## [Aim of the exercise]
Search the data for the word "screenshot" and copy every line where it occurs.

## [Data section]
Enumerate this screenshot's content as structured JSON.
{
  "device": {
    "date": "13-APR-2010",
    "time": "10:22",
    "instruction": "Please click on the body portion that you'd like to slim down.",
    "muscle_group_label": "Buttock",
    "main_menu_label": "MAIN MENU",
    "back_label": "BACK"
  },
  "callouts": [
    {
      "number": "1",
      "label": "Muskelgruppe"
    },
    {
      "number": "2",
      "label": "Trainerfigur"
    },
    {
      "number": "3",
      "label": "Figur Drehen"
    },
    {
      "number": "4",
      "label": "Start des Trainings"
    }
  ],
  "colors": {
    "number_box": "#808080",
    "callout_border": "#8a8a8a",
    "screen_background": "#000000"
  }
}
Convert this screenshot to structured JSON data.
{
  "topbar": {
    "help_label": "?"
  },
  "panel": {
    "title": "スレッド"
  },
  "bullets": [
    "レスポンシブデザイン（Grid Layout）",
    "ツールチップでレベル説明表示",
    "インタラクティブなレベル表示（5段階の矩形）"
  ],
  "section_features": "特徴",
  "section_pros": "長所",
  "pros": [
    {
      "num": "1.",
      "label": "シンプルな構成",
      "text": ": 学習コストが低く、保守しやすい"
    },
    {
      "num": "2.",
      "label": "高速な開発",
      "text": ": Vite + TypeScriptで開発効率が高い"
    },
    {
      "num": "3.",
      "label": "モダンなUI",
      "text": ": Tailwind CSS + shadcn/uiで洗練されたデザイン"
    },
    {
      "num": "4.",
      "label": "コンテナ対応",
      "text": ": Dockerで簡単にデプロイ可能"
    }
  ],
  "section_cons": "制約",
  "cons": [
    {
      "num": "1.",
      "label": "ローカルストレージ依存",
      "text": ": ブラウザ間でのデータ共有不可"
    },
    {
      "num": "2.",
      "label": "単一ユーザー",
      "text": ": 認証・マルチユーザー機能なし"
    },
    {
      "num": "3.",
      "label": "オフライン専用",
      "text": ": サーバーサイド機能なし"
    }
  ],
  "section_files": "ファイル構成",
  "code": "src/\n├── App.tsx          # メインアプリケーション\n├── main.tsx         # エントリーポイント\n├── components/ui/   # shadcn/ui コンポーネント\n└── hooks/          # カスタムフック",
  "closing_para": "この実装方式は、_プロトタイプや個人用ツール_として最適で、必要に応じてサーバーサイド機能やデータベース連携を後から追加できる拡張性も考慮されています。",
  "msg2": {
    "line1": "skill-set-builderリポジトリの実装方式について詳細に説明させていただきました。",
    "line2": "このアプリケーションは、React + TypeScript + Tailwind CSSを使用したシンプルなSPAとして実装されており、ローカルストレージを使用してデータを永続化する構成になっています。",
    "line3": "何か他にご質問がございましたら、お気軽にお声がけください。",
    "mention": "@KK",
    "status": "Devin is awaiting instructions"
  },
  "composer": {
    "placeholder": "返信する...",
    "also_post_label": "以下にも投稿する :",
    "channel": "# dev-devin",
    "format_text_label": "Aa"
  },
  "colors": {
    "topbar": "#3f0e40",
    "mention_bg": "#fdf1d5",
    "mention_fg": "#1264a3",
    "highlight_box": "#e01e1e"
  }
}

## [Answer to this exercise]
Enumerate this screenshot's content as structured JSON.
Convert this screenshot to structured JSON data.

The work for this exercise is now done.